- _Text provided_:
• • •

NOTE: the code in this notebook is shown for better readability. To toggle on/off, click here.

How to Deploy an IPython Cluster Using Mesos and Docker

John Dennison

April 19th, 2016

The members of the Analytics Services team here at Activision are heavy users of Mesos and Marathon to deploy and manage services on our clusters. We are also huge fans of Python and the Jupyter project.

The Jupyter project was recently reorganized from IPython, in a move referred to as "the split": One part that was originally part of IPython (IPython.parallel) was split off into a separate project ipyparallel. This powerful component of the IPython ecosystem is generally overlooked.

In this post I will give a quick introduction to the ipyparallel project and then introduce a new launcher we have open sourced to deploy IPython clusters into Mesos clusters. While we have published this notebook in HTML, please feel free to download the original to follow along.

Introduction to ipyparallel

The ipyparallel project is the new home of IPython.parallel module that was hosted within IPython core before 2015. The focus of the project is interactive cluster computing. This focus on interactive computing and first-class integration with the IPython project is a distinguishing feature. For a more complete dive into the internals of ipyparallel, please visit the docs. I aim to give the bare minimum to get you started.

At the most basic level an IPython cluster is a set of Python interpreters that can be accessed over TCP. Under the hood, it works similarly to how Jupyter/IPython work today. When you open a new notebook in the browser, a Python process (called a kernel) will be started to run the code you submit. ipyparallel does the same thing except instead of a single Python kernel, you can start many distributed kernels over many machines.

There are three main components to the stack.

  • Client: A Python process which submits work. Usually this is an IPython session or a Jupyter notebook.
  • Controller: The central coordinator which accepts work from the client and passes it to engines, collects results and sends back to the client.
  • Engine: A Python interpreter that communicates with the controller to accept work and submit results. Roughly equivalent to an IPython kernel.

Starting your first cluster

The easiest way to get your hands dirty is to spin up a cluster locally. That is you will run a Client, Controller, and Engines all on your local machine. The hardest part of provisioning distributed clusters is making sure all the pieces can talk to each other (as usual the easiest solution to a distributed problem is to make it local).

• • •

- _Your tasks_:
a) In the rows, from the line with "map note: To" to the line with "map pin: Presevo xyxy=(827,554,837,564)", change "map pin" to "map marker" wherever it occurs. Reproduce only those lines, with everything else left as it is.
b) Carry the article on deploying an IPython cluster with Mesos and Docker forward from its final sentence.

Records from a collection:
• • •

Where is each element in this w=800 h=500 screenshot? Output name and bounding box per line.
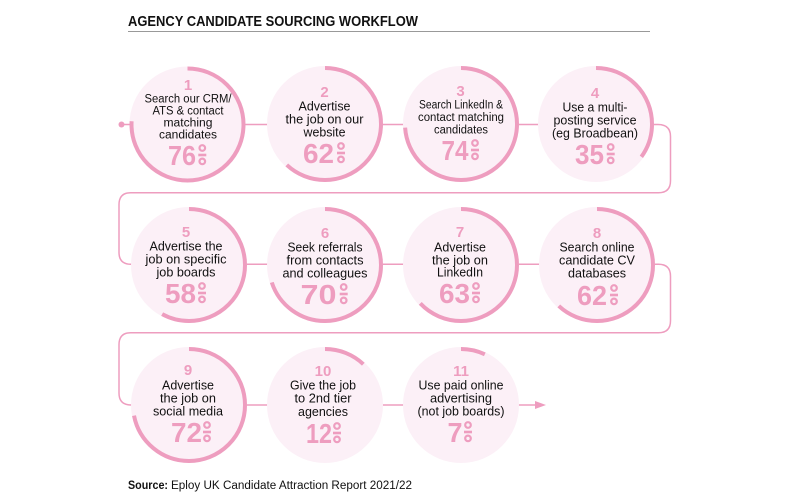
step 1: 76% xyxy=(130,66,246,182)
workflow connector line xyxy=(119,124,670,405)
step 2: 62%: Advertise xyxy=(298,100,351,114)
step 8: 62%: candidate CV xyxy=(559,254,636,268)
step 7: 63% xyxy=(403,207,519,323)
step 7: 63%: 7 xyxy=(456,224,464,241)
step 11: 7%: 11 xyxy=(453,363,469,380)
step 1: 76%: ATS & contact xyxy=(152,106,224,118)
step 10: 12%: to 2nd tier xyxy=(294,392,352,406)
step 3: 74% xyxy=(403,66,519,182)
step 4: 35%: Use a multi- xyxy=(562,100,628,114)
step 5: 58%: job boards xyxy=(155,266,216,280)
step 11: 7%: Use paid online xyxy=(418,378,504,392)
step 5: 58%: 58 xyxy=(165,278,196,309)
step 3: 74%: 74 xyxy=(442,135,469,166)
step 7: 63%: 63 xyxy=(439,278,470,309)
step 1: 76%: 76 xyxy=(168,140,196,171)
step 9: 72%: the job on xyxy=(160,392,216,406)
step 11: 7%: (not job boards) xyxy=(418,404,504,418)
step 6: 70%: and colleagues xyxy=(282,266,368,280)
step 6: 70%: Seek referrals xyxy=(288,240,362,254)
step 2: 62%: the job on our xyxy=(286,112,364,126)
step 2: 62%: 62 xyxy=(303,138,334,169)
step 9: 72%: Advertise xyxy=(162,378,214,392)
step 6: 70% xyxy=(267,207,383,323)
step 7: 63%: the job on xyxy=(432,254,488,268)
step 2: 62% xyxy=(267,66,383,182)
step 3: 74%: Search LinkedIn & xyxy=(419,100,503,112)
step 10: 12%: agencies xyxy=(298,405,348,419)
step 4: 35% xyxy=(538,66,654,182)
step 11: 7%: advertising xyxy=(430,392,492,406)
step 4: 35%: (eg Broadbean) xyxy=(552,126,638,140)
step 1: 76%: matching xyxy=(164,118,212,130)
step 10: 12%: 10 xyxy=(315,363,331,380)
title: AGENCY CANDIDATE SOURCING WORKFLOW xyxy=(128,14,418,30)
step 8: 62%: 62 xyxy=(577,280,607,311)
step 8: 62%: Search online xyxy=(560,240,635,254)
step 8: 62%: 8 xyxy=(593,225,601,242)
step 2: 62%: website xyxy=(303,126,346,140)
step 7: 63%: Advertise xyxy=(434,240,486,254)
step 8: 62%: databases xyxy=(568,266,626,280)
step 10: 12%: Give the job xyxy=(290,378,356,392)
step 6: 70%: 6 xyxy=(321,225,329,242)
step 11: 7%: 7 xyxy=(448,417,462,448)
step 7: 63%: LinkedIn xyxy=(437,266,483,280)
source note: Source: xyxy=(128,480,168,492)
source note: Eploy UK Candidate Attraction Report 2021/22 xyxy=(171,480,412,492)
step 1: 76%: candidates xyxy=(159,130,217,142)
step 5: 58%: job on specific xyxy=(144,252,226,266)
step 9: 72%: 9 xyxy=(184,362,192,379)
step 1: 76%: 1 xyxy=(184,77,192,94)
step 2: 62%: 2 xyxy=(320,84,329,101)
step 9: 72% xyxy=(131,347,247,463)
step 9: 72%: social media xyxy=(153,404,223,418)
step 11: 7% xyxy=(403,347,519,463)
step 10: 12% xyxy=(267,347,383,463)
step 5: 58% xyxy=(131,207,247,323)
step 10: 12%: 12 xyxy=(306,418,332,449)
step 3: 74%: contact matching xyxy=(418,112,504,124)
step 5: 58%: Advertise the xyxy=(150,240,223,254)
step 6: 70%: from contacts xyxy=(286,254,364,268)
step 5: 58%: 5 xyxy=(182,224,190,241)
step 6: 70%: 70 xyxy=(300,279,336,310)
arrow head xyxy=(535,401,546,409)
step 3: 74%: candidates xyxy=(434,124,488,136)
step 1: 76%: Search our CRM/ xyxy=(144,94,232,106)
start dot xyxy=(118,122,124,128)
step 3: 74%: 3 xyxy=(456,83,465,100)
step 4: 35%: posting service xyxy=(554,114,637,128)
step 8: 62% xyxy=(539,207,655,323)
step 4: 35%: 35 xyxy=(575,139,604,170)
step 9: 72%: 72 xyxy=(171,417,202,448)
step 4: 35%: 4 xyxy=(591,85,600,102)
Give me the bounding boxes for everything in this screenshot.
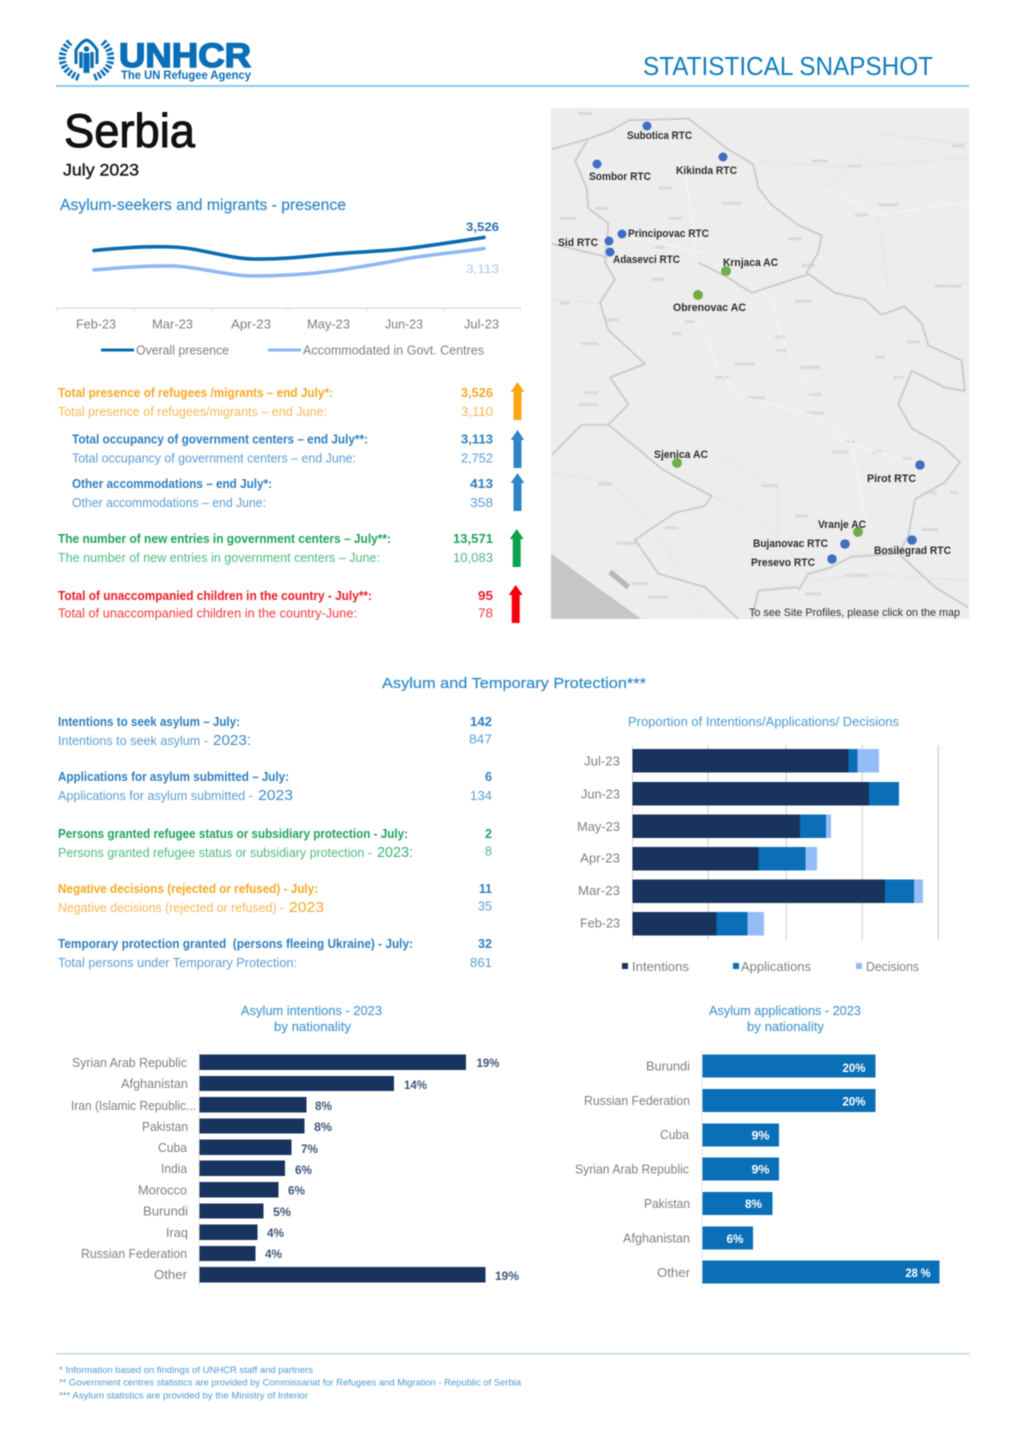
map note: To see Site Profiles, please click on the map xyxy=(749,607,960,619)
category labels: Other xyxy=(154,1268,187,1282)
value labels: 8% xyxy=(314,1120,332,1134)
category labels: Jul-23 xyxy=(584,754,620,768)
axis labels: Jul-23 xyxy=(464,318,499,332)
footnotes xyxy=(59,1365,521,1400)
stats: negative decisions: 11 xyxy=(479,882,492,896)
arrow: red up xyxy=(509,585,523,623)
axis labels: May-23 xyxy=(307,318,350,332)
heading: presence chart: Asylum-seekers and migrants - presence xyxy=(60,197,346,214)
category labels: Iran (Islamic Republic... xyxy=(71,1099,196,1113)
chart title xyxy=(709,1004,861,1034)
stats: intentions: 2023: xyxy=(213,733,251,749)
map labels: Adasevci RTC xyxy=(613,254,680,266)
logo wordmark: UNHCR xyxy=(119,37,251,75)
map labels: Bujanovac RTC xyxy=(753,538,828,550)
chart legend: Accommodated in Govt. Centres xyxy=(303,344,484,358)
stats: government centres: Total occupancy of government centers – end June: xyxy=(72,452,356,466)
stats: unaccompanied children: 95 xyxy=(478,589,493,603)
stats: persons granted protection: Persons granted refugee status or subsidiary protection - xyxy=(58,846,372,860)
bars xyxy=(702,1054,940,1284)
stacked bar chart: proportion of intentions, applications, decisions xyxy=(577,715,939,974)
value labels: 4% xyxy=(265,1247,282,1261)
map pin: Adasevci xyxy=(606,248,614,256)
category labels: India xyxy=(161,1162,187,1176)
value labels: 20% xyxy=(842,1061,866,1075)
map pin: Pirot xyxy=(915,460,925,470)
map labels: Pirot RTC xyxy=(867,473,916,485)
category labels: Iraq xyxy=(166,1226,188,1240)
bars xyxy=(200,1054,486,1282)
map labels: Presevo RTC xyxy=(751,557,815,569)
map pin: Krnjaca xyxy=(721,266,731,276)
value labels: 8% xyxy=(745,1197,762,1211)
stats: unaccompanied children: 78 xyxy=(478,606,493,620)
value labels xyxy=(265,1056,519,1283)
heading: statistical snapshot: STATISTICAL SNAPSHOT xyxy=(643,51,933,81)
stats: other accommodations: Other accommodations – end July*: xyxy=(72,477,272,491)
category labels: Cuba xyxy=(660,1128,689,1142)
value labels: 19% xyxy=(476,1056,500,1070)
map pin: Presevo xyxy=(827,554,837,564)
stats: new entries: The number of new entries in government centers – June: xyxy=(58,551,380,565)
map pin: Kikinda xyxy=(718,152,728,162)
icon: UNHCR emblem xyxy=(62,40,111,78)
heading: asylum and temporary protection: Asylum and Temporary Protection*** xyxy=(382,675,646,692)
stats: persons granted protection xyxy=(58,827,492,861)
stats: intentions: 142 xyxy=(470,715,492,729)
stats: persons granted protection: 8 xyxy=(485,844,492,858)
subtitle: date: July 2023 xyxy=(63,160,139,180)
arrow: blue up xyxy=(511,430,524,468)
bars: Jul-23 xyxy=(632,749,879,772)
stats: government centres: Total occupancy of government centers – end July**: xyxy=(72,432,368,446)
chart title: Proportion of Intentions/Applications/ Decisions xyxy=(628,715,899,729)
stats: intentions: Intentions to seek asylum - xyxy=(58,734,208,748)
category labels: Afghanistan xyxy=(623,1232,690,1246)
map pin: Sid xyxy=(604,236,614,246)
chart title xyxy=(241,1004,382,1034)
logo tagline: The UN Refugee Agency xyxy=(121,70,252,82)
map pin: Subotica xyxy=(642,122,652,130)
category labels: Cuba xyxy=(158,1141,187,1155)
category labels: Mar-23 xyxy=(578,884,620,898)
stats: new entries xyxy=(58,532,493,565)
stats: total presence: Total presence of refugees /migrants – end July*: xyxy=(58,386,333,400)
arrow: blue up xyxy=(511,473,524,511)
stats: persons granted protection: Persons granted refugee status or subsidiary protection - July: xyxy=(58,827,408,841)
stats: other accommodations xyxy=(72,477,493,510)
stats: applications: 2023 xyxy=(258,788,293,804)
map pin: Obrenovac xyxy=(693,290,703,300)
footnotes: ** Government centres statistics are provided by Commissariat for Refugees and Migration - Republic of Serbia xyxy=(59,1378,521,1388)
map labels: Subotica RTC xyxy=(627,130,692,142)
chart legend xyxy=(622,960,919,974)
stats: negative decisions: 35 xyxy=(478,900,492,914)
bar chart: asylum intentions by nationality xyxy=(71,1004,519,1287)
category labels: Burundi xyxy=(143,1204,188,1218)
map pin: Sombor xyxy=(592,160,602,168)
map labels: Sombor RTC xyxy=(589,171,651,183)
category labels: Russian Federation xyxy=(584,1094,690,1108)
data label: accommodated: 3,113 xyxy=(466,262,499,276)
stats: applications: Applications for asylum submitted – July: xyxy=(58,770,289,784)
axis labels: Feb-23 xyxy=(76,318,116,332)
stats: total presence: 3,110 xyxy=(461,405,493,419)
chart title: Asylum intentions - 2023 xyxy=(241,1004,382,1018)
data label: overall: 3,526 xyxy=(466,220,499,234)
stats: other accommodations: Other accommodations – end June: xyxy=(72,496,266,510)
category labels: May-23 xyxy=(577,820,620,834)
bars: May-23 xyxy=(632,814,831,838)
value labels: 6% xyxy=(295,1163,312,1177)
arrow: orange up xyxy=(511,382,524,420)
stats: persons granted protection: 2 xyxy=(485,827,492,841)
stats: government centres: 3,113 xyxy=(461,432,493,446)
value labels: 5% xyxy=(273,1205,291,1219)
category labels: Morocco xyxy=(138,1184,187,1198)
stats: temporary protection xyxy=(58,937,492,970)
stats: negative decisions: Negative decisions (rejected or refused) - xyxy=(58,901,284,915)
category labels xyxy=(577,754,620,930)
category labels: Apr-23 xyxy=(580,852,620,866)
stats: government centres: 2,752 xyxy=(461,452,493,466)
value labels: 9% xyxy=(752,1128,770,1142)
bars: Feb-23 xyxy=(632,912,764,936)
stats: applications: 134 xyxy=(470,789,492,803)
value labels: 20% xyxy=(842,1094,866,1108)
value labels: 4% xyxy=(267,1226,284,1240)
chart legend: Applications xyxy=(741,960,811,974)
chart title: Asylum applications - 2023 xyxy=(709,1004,861,1018)
stats: total presence xyxy=(58,386,493,419)
map pin: Bosilegrad xyxy=(907,535,917,545)
category labels xyxy=(575,1060,690,1280)
map labels: Obrenovac AC xyxy=(673,302,746,314)
stats: negative decisions: 2023 xyxy=(289,900,324,916)
value labels: 28 % xyxy=(906,1266,931,1280)
map labels: Vranje AC xyxy=(818,519,866,531)
stats: other accommodations: 413 xyxy=(470,477,493,491)
chart legend: Decisions xyxy=(866,960,919,974)
map labels: Kikinda RTC xyxy=(676,165,737,177)
category labels: Afghanistan xyxy=(121,1077,188,1091)
title: Serbia: Serbia xyxy=(64,104,196,157)
category labels: Other xyxy=(657,1266,690,1280)
value labels: 6% xyxy=(288,1184,305,1198)
stats: negative decisions xyxy=(58,882,492,916)
category labels: Jun-23 xyxy=(581,788,620,802)
stats: applications: Applications for asylum submitted - xyxy=(58,789,253,803)
line: accommodated xyxy=(94,248,484,276)
stats: unaccompanied children xyxy=(58,589,493,620)
stats: temporary protection: 32 xyxy=(478,937,492,951)
map labels: Principovac RTC xyxy=(628,228,709,240)
map pin: Sjenica xyxy=(672,458,682,468)
axis labels: Apr-23 xyxy=(231,318,271,332)
axis labels: Mar-23 xyxy=(152,318,193,332)
value labels: 19% xyxy=(495,1269,519,1283)
stats: intentions: Intentions to seek asylum – July: xyxy=(58,715,240,729)
footnotes: * Information based on findings of UNHCR staff and partners xyxy=(59,1365,314,1375)
value labels: 7% xyxy=(301,1142,318,1156)
category labels xyxy=(71,1056,196,1282)
category labels: Syrian Arab Republic xyxy=(72,1056,187,1070)
chart legend: Intentions xyxy=(632,960,689,974)
stats: total presence: 3,526 xyxy=(461,386,493,400)
value labels: 9% xyxy=(752,1162,770,1176)
stats: temporary protection: Total persons under Temporary Protection: xyxy=(58,956,297,970)
value labels: 14% xyxy=(404,1078,427,1092)
arrow: green up xyxy=(510,529,524,567)
footnotes: *** Asylum statistics are provided by the Ministry of Interior xyxy=(59,1390,308,1400)
stats: temporary protection: Temporary protection granted (persons fleeing Ukraine) - July: xyxy=(58,937,413,951)
map labels: Sjenica AC xyxy=(654,449,708,461)
category labels: Pakistan xyxy=(142,1120,188,1134)
stats: intentions: 847 xyxy=(469,732,492,746)
map labels: Bosilegrad RTC xyxy=(874,545,951,557)
stats: total presence: Total presence of refugees/migrants – end June: xyxy=(58,405,327,419)
bar chart: asylum applications by nationality xyxy=(575,1004,940,1287)
value labels xyxy=(726,1061,931,1280)
chart title: by nationality xyxy=(747,1020,825,1034)
chart legend: Overall presence xyxy=(136,344,229,358)
line: overall presence xyxy=(94,238,484,259)
stats: other accommodations: 358 xyxy=(470,496,493,510)
stats: applications xyxy=(58,770,492,804)
category labels: Burundi xyxy=(646,1060,690,1074)
axis labels xyxy=(76,318,499,332)
category labels: Russian Federation xyxy=(81,1247,187,1261)
stats: new entries: 10,083 xyxy=(453,551,493,565)
value labels: 6% xyxy=(726,1232,744,1246)
stats: intentions xyxy=(58,715,492,749)
line chart: presence xyxy=(56,220,521,358)
value labels: 8% xyxy=(315,1099,332,1113)
map pin: Principovac xyxy=(618,230,626,238)
stats: unaccompanied children: Total of unaccompanied children in the country - July**: xyxy=(58,589,372,603)
UNHCR logo xyxy=(62,37,252,82)
stats: new entries: The number of new entries in government centers – July**: xyxy=(58,532,391,546)
panel: map of Serbia xyxy=(551,108,969,619)
stats: government centres xyxy=(72,432,493,466)
stats: new entries: 13,571 xyxy=(453,532,493,546)
stats: unaccompanied children: Total of unaccompanied children in the country-June: xyxy=(58,606,357,620)
map pin: Bujanovac xyxy=(840,539,850,549)
map labels xyxy=(558,130,951,569)
chart legend xyxy=(101,344,484,358)
category labels: Feb-23 xyxy=(580,916,620,930)
axis labels: Jun-23 xyxy=(385,318,423,332)
stats: temporary protection: 861 xyxy=(470,956,492,970)
chart title: by nationality xyxy=(274,1020,352,1034)
bars: Mar-23 xyxy=(632,880,923,903)
map pin: Vranje xyxy=(853,527,863,537)
stats: persons granted protection: 2023: xyxy=(377,845,413,861)
map labels: Krnjaca AC xyxy=(723,257,778,269)
map labels: Sid RTC xyxy=(558,237,598,249)
category labels: Syrian Arab Republic xyxy=(575,1162,689,1176)
stats: applications: 6 xyxy=(485,770,492,784)
bars: Apr-23 xyxy=(632,847,817,870)
stats: negative decisions: Negative decisions (rejected or refused) - July: xyxy=(58,882,318,896)
bars: Jun-23 xyxy=(632,782,899,806)
category labels: Pakistan xyxy=(644,1197,690,1211)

• • •

- _Results in order_:
a)
map note: To see Site Profiles, please click on the map xyxy=(749,607,960,619)
category labels: Other xyxy=(154,1268,187,1282)
value labels: 8% xyxy=(314,1120,332,1134)
category labels: Jul-23 xyxy=(584,754,620,768)
axis labels: Jul-23 xyxy=(464,318,499,332)
footnotes xyxy=(59,1365,521,1400)
stats: negative decisions: 11 xyxy=(479,882,492,896)
arrow: red up xyxy=(509,585,523,623)
axis labels: May-23 xyxy=(307,318,350,332)
heading: presence chart: Asylum-seekers and migrants - presence xyxy=(60,197,346,214)
category labels: Iran (Islamic Republic... xyxy=(71,1099,196,1113)
chart title xyxy=(709,1004,861,1034)
stats: intentions: 2023: xyxy=(213,733,251,749)
map labels: Adasevci RTC xyxy=(613,254,680,266)
logo wordmark: UNHCR xyxy=(119,37,251,75)
map labels: Bujanovac RTC xyxy=(753,538,828,550)
chart legend: Accommodated in Govt. Centres xyxy=(303,344,484,358)
stats: government centres: Total occupancy of government centers – end June: xyxy=(72,452,356,466)
stats: unaccompanied children: 95 xyxy=(478,589,493,603)
stats: persons granted protection: Persons granted refugee status or subsidiary protection - xyxy=(58,846,372,860)
bars xyxy=(702,1054,940,1284)
stacked bar chart: proportion of intentions, applications, decisions xyxy=(577,715,939,974)
value labels: 4% xyxy=(265,1247,282,1261)
map marker: Adasevci xyxy=(606,248,614,256)
category labels: India xyxy=(161,1162,187,1176)
value labels: 20% xyxy=(842,1061,866,1075)
map marker: Pirot xyxy=(915,460,925,470)
map labels: Pirot RTC xyxy=(867,473,916,485)
category labels: Iraq xyxy=(166,1226,188,1240)
bars xyxy=(200,1054,486,1282)
map labels: Presevo RTC xyxy=(751,557,815,569)
map marker: Krnjaca xyxy=(721,266,731,276)
value labels: 8% xyxy=(745,1197,762,1211)
stats: unaccompanied children: 78 xyxy=(478,606,493,620)
value labels xyxy=(265,1056,519,1283)
heading: statistical snapshot: STATISTICAL SNAPSHOT xyxy=(643,51,933,81)
stats: other accommodations: Other accommodations – end July*: xyxy=(72,477,272,491)
category labels: Cuba xyxy=(660,1128,689,1142)
value labels: 19% xyxy=(476,1056,500,1070)
map marker: Presevo xyxy=(827,554,837,564)

b)
Getting your environment started

Our team are users of conda to help manage our computational environments (Python and beyond). Here is a quick run through to get setup (our public conda recipes are here). A combination of pip and virtualenv will also work, but when you start installing packages from the scipy stack we find conda the easiest to use.

First find your version of Miniconda from here

If you're using linux these commands will work:

wget https://repo.continuum.io/miniconda/Miniconda3-latest-MacOSX-x86_64.sh
bash Miniconda-latest-Linux-x86_64.sh # follow prompts
conda update --all
# make a new python 3 env named py3
conda create -n py3 python=3 ipython ipyparallel ipython-notebook
source activate py3

While there are lower level commands to start and configure Controllers and Engines, the primary command you will use is ipcluster. This is a helpful utility to start all the components and configure your local client. By default, it uses the LocalControllerLauncher and the LocalEngineSetLauncher which is exactly what we want to start.

Open a terminal install ipyparallel and start a cluster.

(py3)➜ ipcluster start --n=4
2016-04-11 22:24:15.514 [IPClusterStart] Starting ipcluster with [daemon=False]
2016-04-11 22:24:15.515 [IPClusterStart] Creating pid file: /home/vagrant/.ipython/profile_default/pid/ipcluster.pid
2016-04-11 22:24:15.515 [IPClusterStart] Starting Controller with LocalControllerLauncher
2016-04-11 22:24:16.519 [IPClusterStart] Starting 2 Engines with LocalEngineSetLauncher
2016-04-11 22:24:46.633 [IPClusterStart] Engines appear to have started successfully
# You can also use the IPython magic shell command. but errors are harder to see and stopping the cluster can be janky.
!ipcluster start -n 4 --daemon

If started correctly we should now have four engines running on our local machine. Now to actually interact with them. First we need to import the client.

import ipyparallel as ipp
rc = ipp.Client()
rc.ids # list the ids of the engine the client can communicate with
[0, 1, 2, 3]

The client has two primary way to farm out work to the engines. First is a direct view. This is used to apply the same work to all engines. To create a DirectView just slice the client.

The second way is a LoadBalancedView which we will cover later in the post.

dv = rc[:]
dv
<DirectView [0, 1, 2, 3]>

With a direct view you can issue a function to execute within the context of that engine's Python process.

def get_engine_pid():
    import os
    return os.getpid()
    
dv.apply_sync(get_engine_pid)
[31183, 31184, 31186, 31188]

This pattern is so common that ipyparallel provides a IPython magic function to execute a code cell to all engines: %%px

%%px
import os
os.getpid()
Out[0:9]: 31183
Out[1:9]: 31184
Out[2:9]: 31186
Out[3:9]: 31188

It is key to notice that the engines are fully running stateful Python interpreters. If you set a varible within %%px code block, it will remain there.

%%px
foo = 'bar on pid {}'.format(os.getpid())
%%px
foo
Out[0:11]: 'bar on pid 31183'
Out[1:11]: 'bar on pid 31184'
Out[2:11]: 'bar on pid 31186'
Out[3:11]: 'bar on pid 31188'

The DirectView object provides some syntactic sugar to help distributing data to each engine. First is dictionary style retrieval and assignment. First let's retrieve the value of foo from each engine.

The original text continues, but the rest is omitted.